Rows from a collection:
━━━━━━━━━━━━━━━━━━━━━━━━━━━━━━

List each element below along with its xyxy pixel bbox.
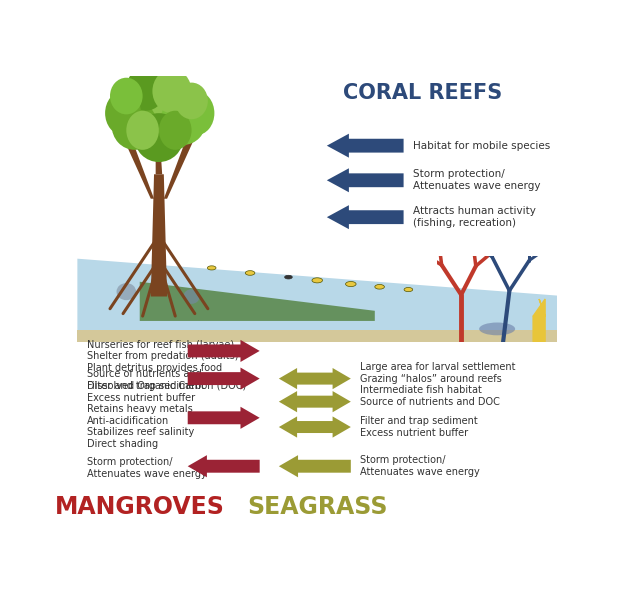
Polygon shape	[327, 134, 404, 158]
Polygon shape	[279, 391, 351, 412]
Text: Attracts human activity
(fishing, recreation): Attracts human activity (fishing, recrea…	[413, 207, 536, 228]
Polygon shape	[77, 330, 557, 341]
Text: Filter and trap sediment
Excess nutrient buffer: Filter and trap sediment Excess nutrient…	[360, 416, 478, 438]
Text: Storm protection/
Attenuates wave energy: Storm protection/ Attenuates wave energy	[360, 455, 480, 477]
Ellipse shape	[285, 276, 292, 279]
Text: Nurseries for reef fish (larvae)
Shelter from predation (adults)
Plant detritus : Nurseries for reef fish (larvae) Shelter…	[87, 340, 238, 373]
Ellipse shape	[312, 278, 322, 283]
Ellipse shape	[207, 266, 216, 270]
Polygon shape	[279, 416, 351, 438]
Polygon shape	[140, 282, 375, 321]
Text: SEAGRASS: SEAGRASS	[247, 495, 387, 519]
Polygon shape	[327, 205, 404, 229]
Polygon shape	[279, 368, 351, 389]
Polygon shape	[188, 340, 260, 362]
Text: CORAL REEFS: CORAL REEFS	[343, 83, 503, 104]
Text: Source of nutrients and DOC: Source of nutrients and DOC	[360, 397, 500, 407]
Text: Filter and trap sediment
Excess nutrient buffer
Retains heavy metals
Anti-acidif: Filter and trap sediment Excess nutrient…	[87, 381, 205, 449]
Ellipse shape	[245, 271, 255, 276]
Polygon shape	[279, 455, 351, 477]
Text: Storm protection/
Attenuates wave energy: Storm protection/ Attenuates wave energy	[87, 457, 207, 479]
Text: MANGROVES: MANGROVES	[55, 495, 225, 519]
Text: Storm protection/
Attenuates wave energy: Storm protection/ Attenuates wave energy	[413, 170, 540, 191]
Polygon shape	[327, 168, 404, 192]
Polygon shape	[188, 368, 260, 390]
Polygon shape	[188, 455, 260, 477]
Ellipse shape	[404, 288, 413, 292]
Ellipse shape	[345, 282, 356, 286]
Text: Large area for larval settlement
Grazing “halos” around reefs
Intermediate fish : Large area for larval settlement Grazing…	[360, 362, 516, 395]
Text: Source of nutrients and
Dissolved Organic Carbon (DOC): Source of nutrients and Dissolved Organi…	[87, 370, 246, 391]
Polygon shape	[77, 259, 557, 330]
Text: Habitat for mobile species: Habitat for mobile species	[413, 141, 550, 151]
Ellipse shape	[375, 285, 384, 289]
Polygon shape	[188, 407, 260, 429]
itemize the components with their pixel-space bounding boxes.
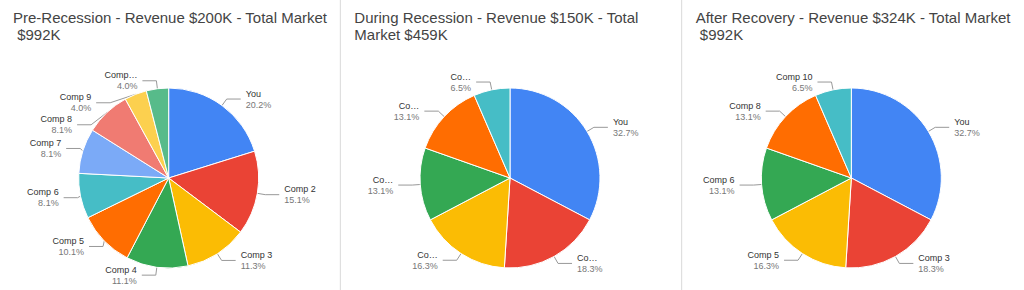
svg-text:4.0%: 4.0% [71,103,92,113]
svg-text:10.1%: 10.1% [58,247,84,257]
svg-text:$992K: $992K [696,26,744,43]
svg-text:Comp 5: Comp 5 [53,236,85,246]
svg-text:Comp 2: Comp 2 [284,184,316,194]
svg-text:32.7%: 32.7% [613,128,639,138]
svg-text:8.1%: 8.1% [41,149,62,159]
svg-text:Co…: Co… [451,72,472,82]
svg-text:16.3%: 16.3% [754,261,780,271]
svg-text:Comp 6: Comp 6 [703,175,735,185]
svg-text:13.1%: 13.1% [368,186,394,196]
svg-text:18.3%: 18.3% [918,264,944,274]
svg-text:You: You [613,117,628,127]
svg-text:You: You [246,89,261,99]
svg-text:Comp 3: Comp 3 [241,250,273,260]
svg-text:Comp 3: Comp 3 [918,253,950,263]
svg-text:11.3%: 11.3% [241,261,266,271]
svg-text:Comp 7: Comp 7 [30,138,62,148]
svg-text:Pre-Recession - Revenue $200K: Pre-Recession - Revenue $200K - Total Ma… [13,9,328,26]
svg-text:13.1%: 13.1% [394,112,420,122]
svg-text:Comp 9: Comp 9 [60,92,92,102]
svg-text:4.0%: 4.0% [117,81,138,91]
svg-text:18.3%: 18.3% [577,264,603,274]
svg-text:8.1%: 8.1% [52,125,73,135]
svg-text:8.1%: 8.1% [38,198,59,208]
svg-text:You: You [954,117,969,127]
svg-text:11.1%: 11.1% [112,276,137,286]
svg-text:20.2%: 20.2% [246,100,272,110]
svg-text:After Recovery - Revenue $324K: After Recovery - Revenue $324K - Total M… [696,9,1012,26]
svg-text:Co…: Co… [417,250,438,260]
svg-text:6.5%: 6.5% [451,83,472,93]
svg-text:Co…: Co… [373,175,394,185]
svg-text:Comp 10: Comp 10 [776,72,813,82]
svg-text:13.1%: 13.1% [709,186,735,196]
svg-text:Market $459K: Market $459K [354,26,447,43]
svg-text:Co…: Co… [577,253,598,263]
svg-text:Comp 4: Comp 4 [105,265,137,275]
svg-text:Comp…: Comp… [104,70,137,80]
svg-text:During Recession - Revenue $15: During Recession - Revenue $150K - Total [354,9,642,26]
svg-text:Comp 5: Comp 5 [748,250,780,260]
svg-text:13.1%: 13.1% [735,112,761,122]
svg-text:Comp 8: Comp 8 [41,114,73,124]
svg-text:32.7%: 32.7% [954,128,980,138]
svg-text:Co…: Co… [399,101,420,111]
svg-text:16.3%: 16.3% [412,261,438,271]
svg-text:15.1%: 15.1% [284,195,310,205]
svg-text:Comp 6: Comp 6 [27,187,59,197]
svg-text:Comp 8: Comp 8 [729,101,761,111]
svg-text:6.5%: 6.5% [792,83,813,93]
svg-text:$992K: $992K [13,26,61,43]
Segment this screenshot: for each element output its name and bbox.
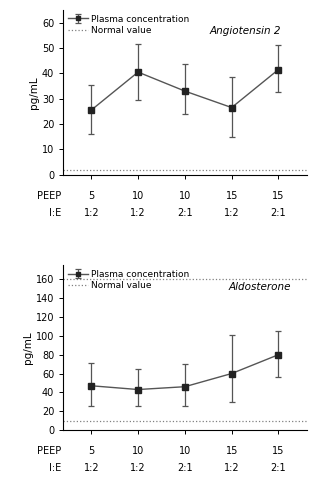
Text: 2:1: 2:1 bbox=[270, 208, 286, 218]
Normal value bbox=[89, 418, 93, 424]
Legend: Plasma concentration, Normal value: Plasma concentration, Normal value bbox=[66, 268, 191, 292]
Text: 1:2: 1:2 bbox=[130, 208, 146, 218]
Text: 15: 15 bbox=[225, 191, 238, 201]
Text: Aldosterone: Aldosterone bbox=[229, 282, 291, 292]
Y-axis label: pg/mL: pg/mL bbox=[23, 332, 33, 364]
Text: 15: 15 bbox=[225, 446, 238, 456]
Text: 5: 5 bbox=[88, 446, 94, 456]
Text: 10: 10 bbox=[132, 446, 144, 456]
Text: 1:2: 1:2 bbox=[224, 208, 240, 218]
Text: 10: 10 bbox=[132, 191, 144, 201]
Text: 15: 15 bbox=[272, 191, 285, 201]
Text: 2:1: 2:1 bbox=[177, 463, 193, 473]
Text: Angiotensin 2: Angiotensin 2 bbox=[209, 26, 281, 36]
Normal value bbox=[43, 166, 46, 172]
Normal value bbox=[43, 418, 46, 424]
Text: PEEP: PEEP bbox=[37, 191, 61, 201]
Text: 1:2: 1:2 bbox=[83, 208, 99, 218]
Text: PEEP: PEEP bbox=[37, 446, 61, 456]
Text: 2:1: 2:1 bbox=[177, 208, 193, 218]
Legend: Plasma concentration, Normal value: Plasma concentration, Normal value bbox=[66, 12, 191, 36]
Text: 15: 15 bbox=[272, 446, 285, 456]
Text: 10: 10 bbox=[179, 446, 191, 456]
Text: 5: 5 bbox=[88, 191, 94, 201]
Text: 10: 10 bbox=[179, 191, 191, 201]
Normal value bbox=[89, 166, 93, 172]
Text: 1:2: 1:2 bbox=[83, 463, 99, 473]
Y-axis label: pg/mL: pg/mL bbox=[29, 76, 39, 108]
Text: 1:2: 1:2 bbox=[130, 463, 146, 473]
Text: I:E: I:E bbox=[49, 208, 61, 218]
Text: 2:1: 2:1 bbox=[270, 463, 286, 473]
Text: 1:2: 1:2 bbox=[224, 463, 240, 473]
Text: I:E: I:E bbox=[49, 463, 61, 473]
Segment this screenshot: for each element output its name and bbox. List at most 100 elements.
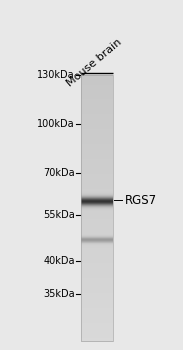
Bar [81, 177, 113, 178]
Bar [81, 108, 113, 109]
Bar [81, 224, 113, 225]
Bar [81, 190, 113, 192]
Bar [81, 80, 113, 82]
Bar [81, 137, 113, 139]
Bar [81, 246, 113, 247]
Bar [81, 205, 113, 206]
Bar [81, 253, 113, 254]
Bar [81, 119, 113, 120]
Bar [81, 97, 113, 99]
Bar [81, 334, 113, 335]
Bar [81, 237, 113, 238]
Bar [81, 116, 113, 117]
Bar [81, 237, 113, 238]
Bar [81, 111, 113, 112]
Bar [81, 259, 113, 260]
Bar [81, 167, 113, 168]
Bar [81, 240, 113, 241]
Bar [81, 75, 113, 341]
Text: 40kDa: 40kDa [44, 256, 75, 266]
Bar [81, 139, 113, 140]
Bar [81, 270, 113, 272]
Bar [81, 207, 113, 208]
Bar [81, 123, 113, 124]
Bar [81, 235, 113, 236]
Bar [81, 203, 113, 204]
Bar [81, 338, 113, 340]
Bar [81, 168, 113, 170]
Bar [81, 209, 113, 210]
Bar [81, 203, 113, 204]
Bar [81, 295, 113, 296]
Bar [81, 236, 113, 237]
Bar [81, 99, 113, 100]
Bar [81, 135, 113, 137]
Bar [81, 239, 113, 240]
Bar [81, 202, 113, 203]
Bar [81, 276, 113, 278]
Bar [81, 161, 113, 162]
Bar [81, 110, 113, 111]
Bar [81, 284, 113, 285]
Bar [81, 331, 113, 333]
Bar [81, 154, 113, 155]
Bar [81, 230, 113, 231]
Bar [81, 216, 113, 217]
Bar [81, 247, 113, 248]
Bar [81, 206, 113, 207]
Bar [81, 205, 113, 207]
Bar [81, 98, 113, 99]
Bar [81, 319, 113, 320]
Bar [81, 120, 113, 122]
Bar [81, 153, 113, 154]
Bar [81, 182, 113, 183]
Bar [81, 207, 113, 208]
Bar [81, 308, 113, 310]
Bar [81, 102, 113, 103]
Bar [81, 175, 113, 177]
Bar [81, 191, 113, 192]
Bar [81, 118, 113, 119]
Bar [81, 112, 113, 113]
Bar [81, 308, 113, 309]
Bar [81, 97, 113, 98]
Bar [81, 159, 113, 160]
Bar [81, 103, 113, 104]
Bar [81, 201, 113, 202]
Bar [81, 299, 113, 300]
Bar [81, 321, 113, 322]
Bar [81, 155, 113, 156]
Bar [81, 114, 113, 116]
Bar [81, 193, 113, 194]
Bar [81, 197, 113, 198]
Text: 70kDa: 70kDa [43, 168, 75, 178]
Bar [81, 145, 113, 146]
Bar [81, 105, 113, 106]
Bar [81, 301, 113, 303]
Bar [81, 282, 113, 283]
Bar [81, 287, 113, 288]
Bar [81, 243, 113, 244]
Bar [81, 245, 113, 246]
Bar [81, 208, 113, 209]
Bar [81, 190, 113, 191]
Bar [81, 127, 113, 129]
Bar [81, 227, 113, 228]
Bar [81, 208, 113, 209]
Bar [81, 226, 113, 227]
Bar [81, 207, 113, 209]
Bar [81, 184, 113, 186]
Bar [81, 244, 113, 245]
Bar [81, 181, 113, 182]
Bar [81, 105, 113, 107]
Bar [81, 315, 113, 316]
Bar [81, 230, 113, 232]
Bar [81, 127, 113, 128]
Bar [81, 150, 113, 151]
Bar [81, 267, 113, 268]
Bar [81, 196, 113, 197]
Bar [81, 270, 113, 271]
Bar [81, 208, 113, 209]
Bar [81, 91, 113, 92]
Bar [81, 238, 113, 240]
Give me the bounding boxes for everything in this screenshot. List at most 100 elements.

━━━━━━━━━━━━━━━━━━━━━━━━━━━━━━

**PROBLEM DESCRIPTION:** Could you write out the rows again precisely as they appear, from the line containing "134, 404, 158]" through the line containing "Text: Nurseries for reef fish (larvae)", including both of those lines?

**RESULT OF THE EXERCISE:**
Polygon shape	[327, 134, 404, 158]
Polygon shape	[279, 391, 351, 412]
Text: Attracts human activity
(fishing, recreation): Attracts human activity (fishing, recrea…	[413, 207, 536, 228]
Polygon shape	[77, 330, 557, 341]
Text: Filter and trap sediment
Excess nutrient buffer: Filter and trap sediment Excess nutrient…	[360, 416, 478, 438]
Text: Storm protection/
Attenuates wave energy: Storm protection/ Attenuates wave energy	[360, 455, 480, 477]
Ellipse shape	[285, 276, 292, 279]
Text: Nurseries for reef fish (larvae)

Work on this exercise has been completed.